● Stated exercise
Go through the listing and copy each line with the string "document".

----

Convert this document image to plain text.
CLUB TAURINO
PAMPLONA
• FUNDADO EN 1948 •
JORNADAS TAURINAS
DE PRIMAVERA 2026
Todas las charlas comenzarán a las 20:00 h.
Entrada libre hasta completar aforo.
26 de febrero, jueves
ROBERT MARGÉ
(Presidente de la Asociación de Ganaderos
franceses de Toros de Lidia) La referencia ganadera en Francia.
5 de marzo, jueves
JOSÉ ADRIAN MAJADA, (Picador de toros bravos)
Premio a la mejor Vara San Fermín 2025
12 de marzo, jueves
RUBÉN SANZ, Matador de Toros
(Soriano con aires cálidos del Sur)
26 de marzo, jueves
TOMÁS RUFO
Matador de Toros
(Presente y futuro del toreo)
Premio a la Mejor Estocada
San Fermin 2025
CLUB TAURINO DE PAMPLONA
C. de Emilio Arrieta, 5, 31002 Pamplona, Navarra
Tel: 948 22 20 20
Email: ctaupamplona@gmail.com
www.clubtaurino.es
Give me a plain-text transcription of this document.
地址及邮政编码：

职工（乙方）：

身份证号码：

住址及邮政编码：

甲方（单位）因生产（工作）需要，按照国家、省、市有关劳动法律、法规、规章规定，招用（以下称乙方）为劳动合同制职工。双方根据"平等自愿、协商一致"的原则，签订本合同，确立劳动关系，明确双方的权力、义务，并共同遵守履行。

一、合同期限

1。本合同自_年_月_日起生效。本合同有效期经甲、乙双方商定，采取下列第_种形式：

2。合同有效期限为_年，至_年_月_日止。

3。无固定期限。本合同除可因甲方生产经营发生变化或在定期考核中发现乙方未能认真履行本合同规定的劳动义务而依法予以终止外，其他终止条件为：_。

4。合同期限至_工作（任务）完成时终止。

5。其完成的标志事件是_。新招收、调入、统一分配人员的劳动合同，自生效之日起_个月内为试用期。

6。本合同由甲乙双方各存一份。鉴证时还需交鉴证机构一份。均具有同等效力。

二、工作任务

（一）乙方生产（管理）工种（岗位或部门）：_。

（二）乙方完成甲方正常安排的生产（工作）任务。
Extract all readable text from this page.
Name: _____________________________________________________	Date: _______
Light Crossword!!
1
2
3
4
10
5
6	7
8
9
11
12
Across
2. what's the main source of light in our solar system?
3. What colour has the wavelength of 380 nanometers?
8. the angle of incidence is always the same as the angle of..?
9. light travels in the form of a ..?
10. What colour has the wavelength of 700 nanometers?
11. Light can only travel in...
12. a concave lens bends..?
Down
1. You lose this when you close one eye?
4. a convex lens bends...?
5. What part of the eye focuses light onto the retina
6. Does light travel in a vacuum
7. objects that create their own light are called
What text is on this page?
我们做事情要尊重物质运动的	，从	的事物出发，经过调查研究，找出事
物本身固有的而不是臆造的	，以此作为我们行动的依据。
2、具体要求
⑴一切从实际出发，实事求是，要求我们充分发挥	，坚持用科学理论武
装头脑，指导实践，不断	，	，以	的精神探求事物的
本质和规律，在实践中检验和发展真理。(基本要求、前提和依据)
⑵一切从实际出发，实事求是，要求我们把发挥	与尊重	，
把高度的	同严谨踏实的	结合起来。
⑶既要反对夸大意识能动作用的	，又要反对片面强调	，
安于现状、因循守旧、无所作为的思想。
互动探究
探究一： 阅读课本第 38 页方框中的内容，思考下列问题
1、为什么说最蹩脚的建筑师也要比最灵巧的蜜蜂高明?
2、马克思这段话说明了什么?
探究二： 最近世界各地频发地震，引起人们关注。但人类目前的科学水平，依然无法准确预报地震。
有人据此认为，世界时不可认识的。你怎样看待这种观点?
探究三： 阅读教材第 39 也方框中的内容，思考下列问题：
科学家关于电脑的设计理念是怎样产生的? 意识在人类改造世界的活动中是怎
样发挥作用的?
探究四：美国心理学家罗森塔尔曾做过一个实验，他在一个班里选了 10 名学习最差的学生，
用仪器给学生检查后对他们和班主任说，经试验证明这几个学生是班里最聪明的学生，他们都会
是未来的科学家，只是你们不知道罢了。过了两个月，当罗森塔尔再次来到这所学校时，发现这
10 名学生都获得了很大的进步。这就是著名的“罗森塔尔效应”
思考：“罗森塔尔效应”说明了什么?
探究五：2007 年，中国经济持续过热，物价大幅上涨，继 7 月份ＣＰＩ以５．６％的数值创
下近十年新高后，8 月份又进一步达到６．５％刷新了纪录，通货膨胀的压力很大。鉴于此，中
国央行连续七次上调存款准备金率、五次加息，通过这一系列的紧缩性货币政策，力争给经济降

----

● Full response
Convert this document image to plain text.
Give me a plain-text transcription of this document.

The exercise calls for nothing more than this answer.